[Recorded data]
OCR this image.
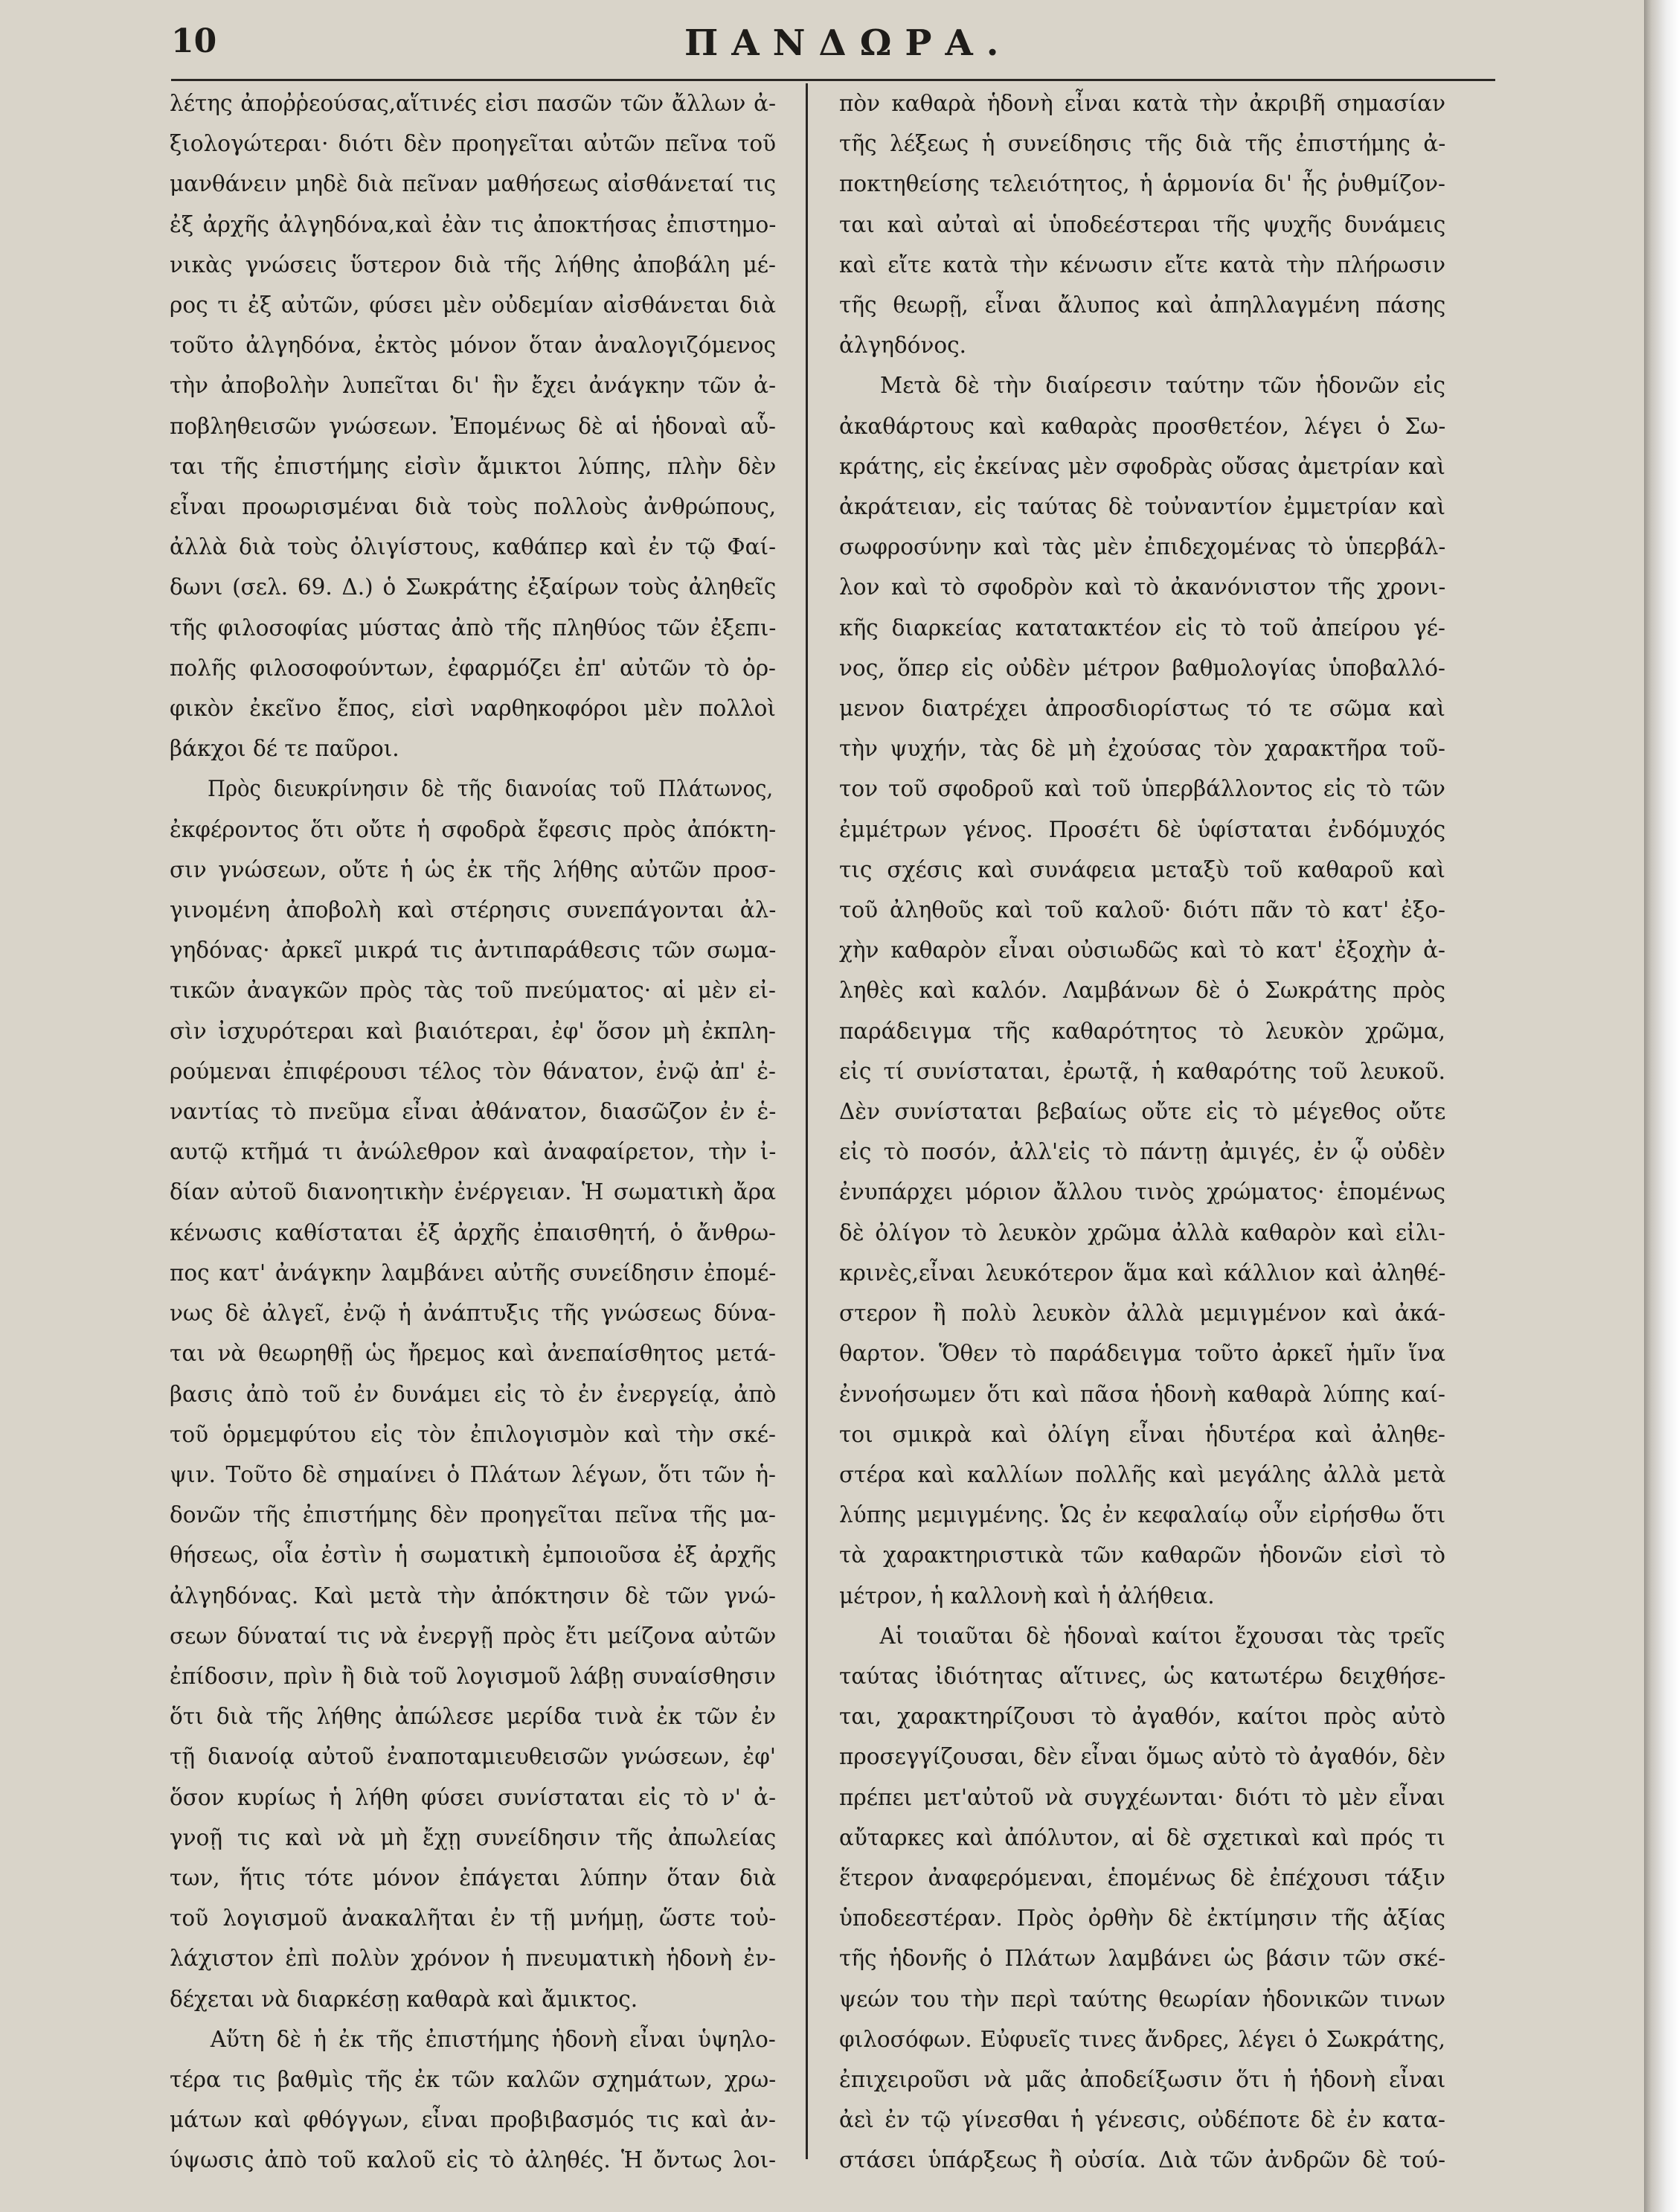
10	ΠΑΝΔΩΡΑ.
λέτης ἀποῤῥεούσας,αἵτινές εἰσι πασῶν τῶν ἄλλων ἀ-
ξιολογώτεραι· διότι δὲν προηγεῖται αὐτῶν πεῖνα τοῦ
μανθάνειν μηδὲ διὰ πεῖναν μαθήσεως αἰσθάνεταί τις
ἐξ ἀρχῆς ἀλγηδόνα,καὶ ἐὰν τις ἀποκτήσας ἐπιστημο-
νικὰς γνώσεις ὕστερον διὰ τῆς λήθης ἀποβάλη μέ-
ρος τι ἐξ αὐτῶν, φύσει μὲν οὐδεμίαν αἰσθάνεται διὰ
τοῦτο ἀλγηδόνα, ἐκτὸς μόνον ὅταν ἀναλογιζόμενος
τὴν ἀποβολὴν λυπεῖται δι' ἣν ἔχει ἀνάγκην τῶν ἀ-
ποβληθεισῶν γνώσεων. Ἐπομένως δὲ αἱ ἡδοναὶ αὗ-
ται τῆς ἐπιστήμης εἰσὶν ἄμικτοι λύπης, πλὴν δὲν
εἶναι προωρισμέναι διὰ τοὺς πολλοὺς ἀνθρώπους,
ἀλλὰ διὰ τοὺς ὀλιγίστους, καθάπερ καὶ ἐν τῷ Φαί-
δωνι (σελ. 69. Δ.) ὁ Σωκράτης ἐξαίρων τοὺς ἀληθεῖς
τῆς φιλοσοφίας μύστας ἀπὸ τῆς πληθύος τῶν ἐξεπι-
πολῆς φιλοσοφούντων, ἐφαρμόζει ἐπ' αὐτῶν τὸ ὀρ-
φικὸν ἐκεῖνο ἔπος, εἰσὶ ναρθηκοφόροι μὲν πολλοὶ
βάκχοι δέ τε παῦροι.
Πρὸς διευκρίνησιν δὲ τῆς διανοίας τοῦ Πλάτωνος,
ἐκφέροντος ὅτι οὔτε ἡ σφοδρὰ ἔφεσις πρὸς ἀπόκτη-
σιν γνώσεων, οὔτε ἡ ὡς ἐκ τῆς λήθης αὐτῶν προσ-
γινομένη ἀποβολὴ καὶ στέρησις συνεπάγονται ἀλ-
γηδόνας· ἀρκεῖ μικρά τις ἀντιπαράθεσις τῶν σωμα-
τικῶν ἀναγκῶν πρὸς τὰς τοῦ πνεύματος· αἱ μὲν εἰ-
σὶν ἰσχυρότεραι καὶ βιαιότεραι, ἐφ' ὅσον μὴ ἐκπλη-
ρούμεναι ἐπιφέρουσι τέλος τὸν θάνατον, ἐνῷ ἀπ' ἐ-
ναντίας τὸ πνεῦμα εἶναι ἀθάνατον, διασῶζον ἐν ἑ-
αυτῷ κτῆμά τι ἀνώλεθρον καὶ ἀναφαίρετον, τὴν ἰ-
δίαν αὐτοῦ διανοητικὴν ἐνέργειαν. Ἡ σωματικὴ ἄρα
κένωσις καθίσταται ἐξ ἀρχῆς ἐπαισθητή, ὁ ἄνθρω-
πος κατ' ἀνάγκην λαμβάνει αὐτῆς συνείδησιν ἐπομέ-
νως δὲ ἀλγεῖ, ἐνῷ ἡ ἀνάπτυξις τῆς γνώσεως δύνα-
ται νὰ θεωρηθῇ ὡς ἤρεμος καὶ ἀνεπαίσθητος μετά-
βασις ἀπὸ τοῦ ἐν δυνάμει εἰς τὸ ἐν ἐνεργείᾳ, ἀπὸ
τοῦ ὁρμεμφύτου εἰς τὸν ἐπιλογισμὸν καὶ τὴν σκέ-
ψιν. Τοῦτο δὲ σημαίνει ὁ Πλάτων λέγων, ὅτι τῶν ἡ-
δονῶν τῆς ἐπιστήμης δὲν προηγεῖται πεῖνα τῆς μα-
θήσεως, οἷα ἐστὶν ἡ σωματικὴ ἐμποιοῦσα ἐξ ἀρχῆς
ἀλγηδόνας. Καὶ μετὰ τὴν ἀπόκτησιν δὲ τῶν γνώ-
σεων δύναταί τις νὰ ἐνεργῇ πρὸς ἔτι μείζονα αὐτῶν
ἐπίδοσιν, πρὶν ἢ διὰ τοῦ λογισμοῦ λάβῃ συναίσθησιν
ὅτι διὰ τῆς λήθης ἀπώλεσε μερίδα τινὰ ἐκ τῶν ἐν
τῇ διανοίᾳ αὐτοῦ ἐναποταμιευθεισῶν γνώσεων, ἐφ'
ὅσον κυρίως ἡ λήθη φύσει συνίσταται εἰς τὸ ν' ἀ-
γνοῇ τις καὶ νὰ μὴ ἔχῃ συνείδησιν τῆς ἀπωλείας
των, ἥτις τότε μόνον ἐπάγεται λύπην ὅταν διὰ
τοῦ λογισμοῦ ἀνακαλῆται ἐν τῇ μνήμῃ, ὥστε τοὐ-
λάχιστον ἐπὶ πολὺν χρόνον ἡ πνευματικὴ ἡδονὴ ἐν-
δέχεται νὰ διαρκέσῃ καθαρὰ καὶ ἄμικτος.
Αὕτη δὲ ἡ ἐκ τῆς ἐπιστήμης ἡδονὴ εἶναι ὑψηλο-
τέρα τις βαθμὶς τῆς ἐκ τῶν καλῶν σχημάτων, χρω-
μάτων καὶ φθόγγων, εἶναι προβιβασμός τις καὶ ἀν-
ύψωσις ἀπὸ τοῦ καλοῦ εἰς τὸ ἀληθές. Ἡ ὄντως λοι-
πὸν καθαρὰ ἡδονὴ εἶναι κατὰ τὴν ἀκριβῆ σημασίαν
τῆς λέξεως ἡ συνείδησις τῆς διὰ τῆς ἐπιστήμης ἀ-
ποκτηθείσης τελειότητος, ἡ ἁρμονία δι' ἧς ῥυθμίζον-
ται καὶ αὐταὶ αἱ ὑποδεέστεραι τῆς ψυχῆς δυνάμεις
καὶ εἴτε κατὰ τὴν κένωσιν εἴτε κατὰ τὴν πλήρωσιν
τῆς θεωρῇ, εἶναι ἄλυπος καὶ ἀπηλλαγμένη πάσης
ἀλγηδόνος.
Μετὰ δὲ τὴν διαίρεσιν ταύτην τῶν ἡδονῶν εἰς
ἀκαθάρτους καὶ καθαρὰς προσθετέον, λέγει ὁ Σω-
κράτης, εἰς ἐκείνας μὲν σφοδρὰς οὔσας ἀμετρίαν καὶ
ἀκράτειαν, εἰς ταύτας δὲ τοὐναντίον ἐμμετρίαν καὶ
σωφροσύνην καὶ τὰς μὲν ἐπιδεχομένας τὸ ὑπερβάλ-
λον καὶ τὸ σφοδρὸν καὶ τὸ ἀκανόνιστον τῆς χρονι-
κῆς διαρκείας κατατακτέον εἰς τὸ τοῦ ἀπείρου γέ-
νος, ὅπερ εἰς οὐδὲν μέτρον βαθμολογίας ὑποβαλλό-
μενον διατρέχει ἀπροσδιορίστως τό τε σῶμα καὶ
τὴν ψυχήν, τὰς δὲ μὴ ἐχούσας τὸν χαρακτῆρα τοῦ-
τον τοῦ σφοδροῦ καὶ τοῦ ὑπερβάλλοντος εἰς τὸ τῶν
ἐμμέτρων γένος. Προσέτι δὲ ὑφίσταται ἐνδόμυχός
τις σχέσις καὶ συνάφεια μεταξὺ τοῦ καθαροῦ καὶ
τοῦ ἀληθοῦς καὶ τοῦ καλοῦ· διότι πᾶν τὸ κατ' ἐξο-
χὴν καθαρὸν εἶναι οὐσιωδῶς καὶ τὸ κατ' ἐξοχὴν ἀ-
ληθὲς καὶ καλόν. Λαμβάνων δὲ ὁ Σωκράτης πρὸς
παράδειγμα τῆς καθαρότητος τὸ λευκὸν χρῶμα,
εἰς τί συνίσταται, ἐρωτᾷ, ἡ καθαρότης τοῦ λευκοῦ.
Δὲν συνίσταται βεβαίως οὔτε εἰς τὸ μέγεθος οὔτε
εἰς τὸ ποσόν, ἀλλ'εἰς τὸ πάντῃ ἀμιγές, ἐν ᾧ οὐδὲν
ἐνυπάρχει μόριον ἄλλου τινὸς χρώματος· ἑπομένως
δὲ ὀλίγον τὸ λευκὸν χρῶμα ἀλλὰ καθαρὸν καὶ εἰλι-
κρινὲς,εἶναι λευκότερον ἅμα καὶ κάλλιον καὶ ἀληθέ-
στερον ἢ πολὺ λευκὸν ἀλλὰ μεμιγμένον καὶ ἀκά-
θαρτον. Ὅθεν τὸ παράδειγμα τοῦτο ἀρκεῖ ἡμῖν ἵνα
ἐννοήσωμεν ὅτι καὶ πᾶσα ἡδονὴ καθαρὰ λύπης καί-
τοι σμικρὰ καὶ ὀλίγη εἶναι ἡδυτέρα καὶ ἀληθε-
στέρα καὶ καλλίων πολλῆς καὶ μεγάλης ἀλλὰ μετὰ
λύπης μεμιγμένης. Ὡς ἐν κεφαλαίῳ οὖν εἰρήσθω ὅτι
τὰ χαρακτηριστικὰ τῶν καθαρῶν ἡδονῶν εἰσὶ τὸ
μέτρον, ἡ καλλονὴ καὶ ἡ ἀλήθεια.
Αἱ τοιαῦται δὲ ἡδοναὶ καίτοι ἔχουσαι τὰς τρεῖς
ταύτας ἰδιότητας αἵτινες, ὡς κατωτέρω δειχθήσε-
ται, χαρακτηρίζουσι τὸ ἀγαθόν, καίτοι πρὸς αὐτὸ
προσεγγίζουσαι, δὲν εἶναι ὅμως αὐτὸ τὸ ἀγαθόν, δὲν
πρέπει μετ'αὐτοῦ νὰ συγχέωνται· διότι τὸ μὲν εἶναι
αὔταρκες καὶ ἀπόλυτον, αἱ δὲ σχετικαὶ καὶ πρός τι
ἕτερον ἀναφερόμεναι, ἑπομένως δὲ ἐπέχουσι τάξιν
ὑποδεεστέραν. Πρὸς ὀρθὴν δὲ ἐκτίμησιν τῆς ἀξίας
τῆς ἡδονῆς ὁ Πλάτων λαμβάνει ὡς βάσιν τῶν σκέ-
ψεών του τὴν περὶ ταύτης θεωρίαν ἡδονικῶν τινων
φιλοσόφων. Εὐφυεῖς τινες ἄνδρες, λέγει ὁ Σωκράτης,
ἐπιχειροῦσι νὰ μᾶς ἀποδείξωσιν ὅτι ἡ ἡδονὴ εἶναι
ἀεὶ ἐν τῷ γίνεσθαι ἡ γένεσις, οὐδέποτε δὲ ἐν κατα-
στάσει ὑπάρξεως ἢ οὐσία. Διὰ τῶν ἀνδρῶν δὲ τού-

▶ **SHORT EXERCISE**
From the listing above, copy every line that includes the word "ταύτας".

▶ **RESULT OF THE TASK**
ἀκράτειαν, εἰς ταύτας δὲ τοὐναντίον ἐμμετρίαν καὶ
ταύτας ἰδιότητας αἵτινες, ὡς κατωτέρω δειχθήσε-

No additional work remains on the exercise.